**Work instructions:**
Where a line contains the word "реализации", copy that line in full.

Data items

>> Begin

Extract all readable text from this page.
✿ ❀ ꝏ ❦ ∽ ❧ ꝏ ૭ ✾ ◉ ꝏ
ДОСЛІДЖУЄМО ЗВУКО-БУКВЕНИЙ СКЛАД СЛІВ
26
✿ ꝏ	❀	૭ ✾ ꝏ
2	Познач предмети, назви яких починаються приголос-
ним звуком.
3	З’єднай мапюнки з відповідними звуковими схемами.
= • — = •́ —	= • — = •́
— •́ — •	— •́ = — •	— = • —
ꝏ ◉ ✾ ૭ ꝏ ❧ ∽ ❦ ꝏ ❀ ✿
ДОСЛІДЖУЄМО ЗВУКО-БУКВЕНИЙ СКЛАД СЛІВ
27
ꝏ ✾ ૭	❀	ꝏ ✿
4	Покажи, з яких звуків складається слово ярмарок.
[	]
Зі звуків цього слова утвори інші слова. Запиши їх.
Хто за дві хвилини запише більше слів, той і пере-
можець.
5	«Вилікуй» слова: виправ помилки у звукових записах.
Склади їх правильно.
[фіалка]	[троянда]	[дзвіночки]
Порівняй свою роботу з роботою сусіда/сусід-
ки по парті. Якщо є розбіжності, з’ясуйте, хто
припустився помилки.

>> End
>> Begin

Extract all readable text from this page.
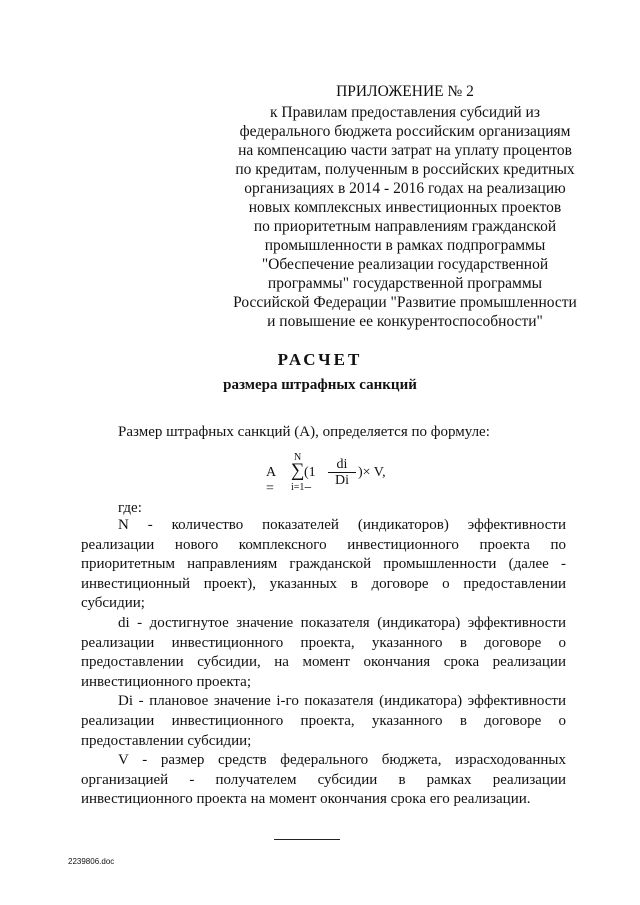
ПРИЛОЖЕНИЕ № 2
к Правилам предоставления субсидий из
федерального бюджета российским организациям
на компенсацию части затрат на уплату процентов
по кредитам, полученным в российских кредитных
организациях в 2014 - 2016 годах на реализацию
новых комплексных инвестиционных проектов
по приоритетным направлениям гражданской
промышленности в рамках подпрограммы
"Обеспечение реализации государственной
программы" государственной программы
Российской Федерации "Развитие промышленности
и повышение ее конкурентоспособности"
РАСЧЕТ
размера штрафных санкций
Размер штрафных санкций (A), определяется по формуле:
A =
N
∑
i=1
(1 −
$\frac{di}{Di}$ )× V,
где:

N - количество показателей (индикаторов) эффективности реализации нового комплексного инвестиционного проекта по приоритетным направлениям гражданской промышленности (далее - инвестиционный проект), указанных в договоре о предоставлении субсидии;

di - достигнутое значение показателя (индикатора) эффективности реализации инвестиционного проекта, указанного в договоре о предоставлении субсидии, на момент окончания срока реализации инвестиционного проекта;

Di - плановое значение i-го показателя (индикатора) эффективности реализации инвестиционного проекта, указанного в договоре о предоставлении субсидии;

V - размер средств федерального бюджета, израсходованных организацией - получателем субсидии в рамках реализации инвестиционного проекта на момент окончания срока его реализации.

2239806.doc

>> End

**Answer for the task:**
"Обеспечение реализации государственной
N - количество показателей (индикаторов) эффективности реализации нового комплексного инвестиционного проекта по приоритетным направлениям гражданской промышленности (далее - инвестиционный проект), указанных в договоре о предоставлении субсидии;
di - достигнутое значение показателя (индикатора) эффективности реализации инвестиционного проекта, указанного в договоре о предоставлении субсидии, на момент окончания срока реализации инвестиционного проекта;
Di - плановое значение i-го показателя (индикатора) эффективности реализации инвестиционного проекта, указанного в договоре о предоставлении субсидии;
V - размер средств федерального бюджета, израсходованных организацией - получателем субсидии в рамках реализации инвестиционного проекта на момент окончания срока его реализации.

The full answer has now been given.